- Problem -
Pick out each line in these entries that contains the string "Record".

- Given entries -
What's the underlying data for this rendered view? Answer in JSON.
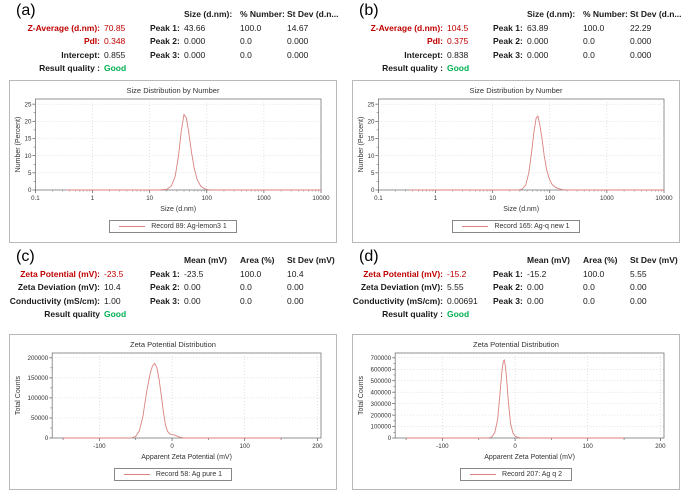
{
  "colors": {
    "accent_red": "#c00000",
    "good_green": "#00b050",
    "curve_red": "#d9827e"
  },
  "panels": [
    {
      "letter": "(a)",
      "stats_rows": [
        {
          "label": "Z-Average (d.nm):",
          "value": "70.85"
        },
        {
          "label": "PdI:",
          "value": "0.348"
        },
        {
          "label": "Intercept:",
          "value": "0.855"
        },
        {
          "label": "Result quality :",
          "value": "Good"
        }
      ],
      "peak_table": {
        "col_headers": [
          "Size (d.nm):",
          "% Number:",
          "St Dev (d.n..."
        ],
        "rows": [
          {
            "label": "Peak 1:",
            "values": [
              "43.66",
              "100.0",
              "14.67"
            ]
          },
          {
            "label": "Peak 2:",
            "values": [
              "0.000",
              "0.0",
              "0.000"
            ]
          },
          {
            "label": "Peak 3:",
            "values": [
              "0.000",
              "0.0",
              "0.000"
            ]
          }
        ]
      },
      "chart_title": "Size Distribution by Number",
      "legend": "Record 89: Ag-lemon3 1"
    },
    {
      "letter": "(b)",
      "stats_rows": [
        {
          "label": "Z-Average (d.nm):",
          "value": "104.5"
        },
        {
          "label": "PdI:",
          "value": "0.375"
        },
        {
          "label": "Intercept:",
          "value": "0.838"
        },
        {
          "label": "Result quality :",
          "value": "Good"
        }
      ],
      "peak_table": {
        "col_headers": [
          "Size (d.nm):",
          "% Number:",
          "St Dev (d.n..."
        ],
        "rows": [
          {
            "label": "Peak 1:",
            "values": [
              "63.89",
              "100.0",
              "22.29"
            ]
          },
          {
            "label": "Peak 2:",
            "values": [
              "0.000",
              "0.0",
              "0.000"
            ]
          },
          {
            "label": "Peak 3:",
            "values": [
              "0.000",
              "0.0",
              "0.000"
            ]
          }
        ]
      },
      "chart_title": "Size Distribution by Number",
      "legend": "Record 165: Ag-q new 1"
    },
    {
      "letter": "(c)",
      "stats_rows": [
        {
          "label": "Zeta Potential (mV):",
          "value": "-23.5"
        },
        {
          "label": "Zeta Deviation (mV):",
          "value": "10.4"
        },
        {
          "label": "Conductivity (mS/cm):",
          "value": "1.00"
        },
        {
          "label": "Result quality",
          "value": "Good"
        }
      ],
      "peak_table": {
        "col_headers": [
          "Mean (mV)",
          "Area (%)",
          "St Dev (mV)"
        ],
        "rows": [
          {
            "label": "Peak 1:",
            "values": [
              "-23.5",
              "100.0",
              "10.4"
            ]
          },
          {
            "label": "Peak 2:",
            "values": [
              "0.00",
              "0.0",
              "0.00"
            ]
          },
          {
            "label": "Peak 3:",
            "values": [
              "0.00",
              "0.0",
              "0.00"
            ]
          }
        ]
      },
      "chart_title": "Zeta Potential Distribution",
      "legend": "Record 58: Ag pure 1"
    },
    {
      "letter": "(d)",
      "stats_rows": [
        {
          "label": "Zeta Potential (mV):",
          "value": "-15.2"
        },
        {
          "label": "Zeta Deviation (mV):",
          "value": "5.55"
        },
        {
          "label": "Conductivity (mS/cm):",
          "value": "0.00691"
        },
        {
          "label": "Result quality :",
          "value": "Good"
        }
      ],
      "peak_table": {
        "col_headers": [
          "Mean (mV)",
          "Area (%)",
          "St Dev (mV)"
        ],
        "rows": [
          {
            "label": "Peak 1:",
            "values": [
              "-15.2",
              "100.0",
              "5.55"
            ]
          },
          {
            "label": "Peak 2:",
            "values": [
              "0.00",
              "0.0",
              "0.00"
            ]
          },
          {
            "label": "Peak 3:",
            "values": [
              "0.00",
              "0.0",
              "0.00"
            ]
          }
        ]
      },
      "chart_title": "Zeta Potential Distribution",
      "legend": "Record 207: Ag q 2"
    }
  ],
  "chart_data": [
    {
      "type": "line",
      "title": "Size Distribution by Number",
      "xlabel": "Size (d.nm)",
      "ylabel": "Number (Percent)",
      "xscale": "log",
      "xlim": [
        0.1,
        10000
      ],
      "ylim": [
        0,
        25
      ],
      "xticks": [
        0.1,
        1,
        10,
        100,
        1000,
        10000
      ],
      "xtick_labels": [
        "0.1",
        "1",
        "10",
        "100",
        "1000",
        "10000"
      ],
      "yticks": [
        0,
        5,
        10,
        15,
        20,
        25
      ],
      "grid": true,
      "legend_position": "bottom",
      "series": [
        {
          "name": "Record 89: Ag-lemon3 1",
          "x": [
            0.35,
            15,
            20,
            24,
            28,
            32,
            36,
            40,
            44,
            48,
            54,
            60,
            68,
            78,
            90,
            105,
            120,
            10000
          ],
          "y": [
            0,
            0,
            0.2,
            1.2,
            4,
            10,
            17.5,
            22,
            21,
            17,
            11,
            6.5,
            3,
            1.2,
            0.4,
            0.1,
            0,
            0
          ]
        }
      ]
    },
    {
      "type": "line",
      "title": "Size Distribution by Number",
      "xlabel": "Size (d.nm)",
      "ylabel": "Number (Percent)",
      "xscale": "log",
      "xlim": [
        0.1,
        10000
      ],
      "ylim": [
        0,
        25
      ],
      "xticks": [
        0.1,
        1,
        10,
        100,
        1000,
        10000
      ],
      "xtick_labels": [
        "0.1",
        "1",
        "10",
        "100",
        "1000",
        "10000"
      ],
      "yticks": [
        0,
        5,
        10,
        15,
        20,
        25
      ],
      "grid": true,
      "legend_position": "bottom",
      "series": [
        {
          "name": "Record 165: Ag-q new 1",
          "x": [
            0.35,
            28,
            33,
            38,
            43,
            48,
            53,
            58,
            62,
            67,
            73,
            80,
            88,
            98,
            110,
            125,
            145,
            170,
            200,
            10000
          ],
          "y": [
            0,
            0,
            0.3,
            1.5,
            5,
            11,
            17,
            21,
            21.5,
            19,
            15,
            10,
            6,
            3.2,
            1.6,
            0.8,
            0.35,
            0.1,
            0,
            0
          ]
        }
      ]
    },
    {
      "type": "line",
      "title": "Zeta Potential Distribution",
      "xlabel": "Apparent Zeta Potential (mV)",
      "ylabel": "Total Counts",
      "xscale": "linear",
      "xlim": [
        -165,
        205
      ],
      "ylim": [
        0,
        200000
      ],
      "xticks": [
        -100,
        0,
        100,
        200
      ],
      "xtick_labels": [
        "-100",
        "0",
        "100",
        "200"
      ],
      "xminor": [
        -150,
        -50,
        50,
        150
      ],
      "yticks": [
        0,
        50000,
        100000,
        150000,
        200000
      ],
      "grid": true,
      "legend_position": "bottom",
      "series": [
        {
          "name": "Record 58: Ag pure 1",
          "x": [
            -150,
            -65,
            -55,
            -50,
            -45,
            -40,
            -35,
            -30,
            -27,
            -24,
            -21,
            -18,
            -15,
            -12,
            -9,
            -6,
            -3,
            0,
            4,
            8,
            12,
            16,
            150
          ],
          "y": [
            0,
            0,
            500,
            4000,
            18000,
            55000,
            115000,
            162000,
            180000,
            186000,
            176000,
            148000,
            108000,
            65000,
            32000,
            16000,
            10000,
            8500,
            7000,
            4000,
            1200,
            0,
            0
          ]
        }
      ]
    },
    {
      "type": "line",
      "title": "Zeta Potential Distribution",
      "xlabel": "Apparent Zeta Potential (mV)",
      "ylabel": "Total Counts",
      "xscale": "linear",
      "xlim": [
        -165,
        205
      ],
      "ylim": [
        0,
        700000
      ],
      "xticks": [
        -100,
        0,
        100,
        200
      ],
      "xtick_labels": [
        "-100",
        "0",
        "100",
        "200"
      ],
      "xminor": [
        -150,
        -50,
        50,
        150
      ],
      "yticks": [
        0,
        100000,
        200000,
        300000,
        400000,
        500000,
        600000,
        700000
      ],
      "grid": true,
      "legend_position": "bottom",
      "series": [
        {
          "name": "Record 207: Ag q 2",
          "x": [
            -150,
            -42,
            -36,
            -32,
            -28,
            -24,
            -21,
            -18,
            -16,
            -15,
            -14,
            -12,
            -9,
            -6,
            -3,
            0,
            4,
            8,
            12,
            150
          ],
          "y": [
            0,
            0,
            1500,
            9000,
            45000,
            160000,
            370000,
            590000,
            670000,
            680000,
            655000,
            540000,
            300000,
            120000,
            45000,
            15000,
            4000,
            800,
            0,
            0
          ]
        }
      ]
    }
  ]
}
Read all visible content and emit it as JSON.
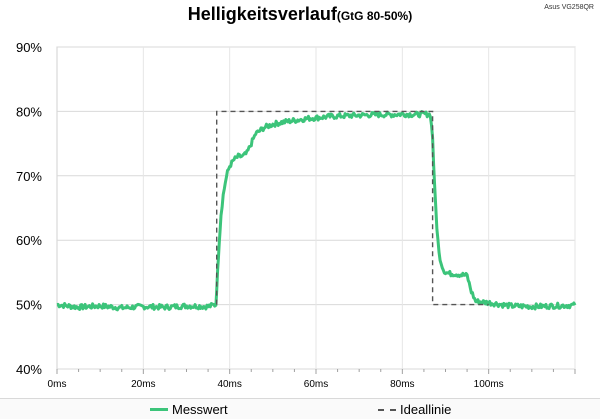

- Exercise answer -
      "legend": "Record 89: Ag-lemon3 1"
      "legend": "Record 165: Ag-q new 1"
      "legend": "Record 58: Ag pure 1"
      "legend": "Record 207: Ag q 2"
          "name": "Record 89: Ag-lemon3 1",
          "name": "Record 165: Ag-q new 1",
          "name": "Record 58: Ag pure 1",
          "name": "Record 207: Ag q 2",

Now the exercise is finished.